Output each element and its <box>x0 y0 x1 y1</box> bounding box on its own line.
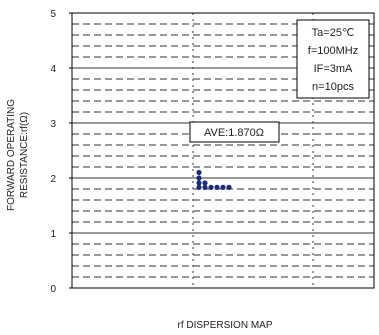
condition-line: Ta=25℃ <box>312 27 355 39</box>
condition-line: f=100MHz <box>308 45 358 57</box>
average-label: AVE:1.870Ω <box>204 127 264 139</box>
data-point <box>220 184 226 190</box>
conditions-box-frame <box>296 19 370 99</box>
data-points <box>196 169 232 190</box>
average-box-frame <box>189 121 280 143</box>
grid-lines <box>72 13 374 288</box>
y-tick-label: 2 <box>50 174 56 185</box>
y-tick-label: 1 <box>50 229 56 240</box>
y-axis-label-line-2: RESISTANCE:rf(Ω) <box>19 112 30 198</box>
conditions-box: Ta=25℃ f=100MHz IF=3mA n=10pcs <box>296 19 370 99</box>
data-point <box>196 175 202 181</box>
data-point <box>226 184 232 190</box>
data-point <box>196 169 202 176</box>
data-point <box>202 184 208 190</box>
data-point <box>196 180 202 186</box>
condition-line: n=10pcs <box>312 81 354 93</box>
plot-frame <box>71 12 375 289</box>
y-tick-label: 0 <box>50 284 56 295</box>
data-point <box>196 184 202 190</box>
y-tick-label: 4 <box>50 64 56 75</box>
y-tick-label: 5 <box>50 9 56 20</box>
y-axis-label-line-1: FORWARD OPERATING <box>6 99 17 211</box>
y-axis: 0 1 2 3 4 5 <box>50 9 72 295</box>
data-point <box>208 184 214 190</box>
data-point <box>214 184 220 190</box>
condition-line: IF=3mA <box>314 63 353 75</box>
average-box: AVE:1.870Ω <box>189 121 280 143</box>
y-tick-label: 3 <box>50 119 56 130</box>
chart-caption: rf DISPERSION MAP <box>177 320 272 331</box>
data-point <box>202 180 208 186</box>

****************

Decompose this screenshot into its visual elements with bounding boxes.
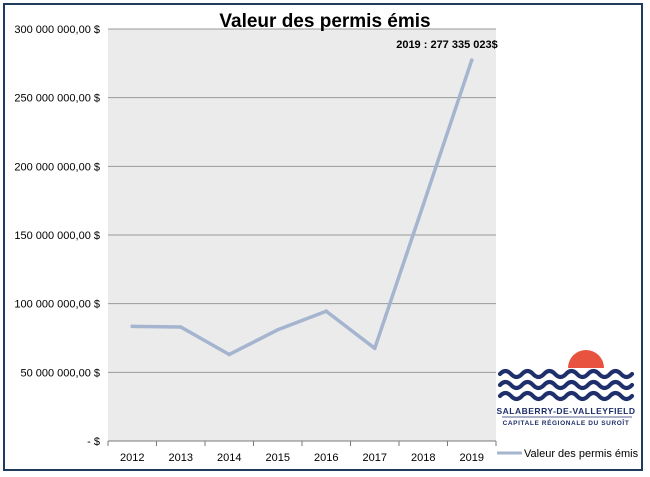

****************

* [TASK PROMPT]
Extract the listing lines from the line with "Output each element" to the line with "y-tick-label: 2 <box>50 174 56 185</box>", both included, and repeat them verbatim. Leave the pictures out of your answer.

* [EXPECTED ANSWER]
Output each element and its <box>x0 y0 x1 y1</box> bounding box on its own line.
condition-line: Ta=25℃ <box>312 27 355 39</box>
condition-line: f=100MHz <box>308 45 358 57</box>
average-label: AVE:1.870Ω <box>204 127 264 139</box>
data-point <box>220 184 226 190</box>
conditions-box-frame <box>296 19 370 99</box>
data-points <box>196 169 232 190</box>
average-box-frame <box>189 121 280 143</box>
grid-lines <box>72 13 374 288</box>
y-tick-label: 2 <box>50 174 56 185</box>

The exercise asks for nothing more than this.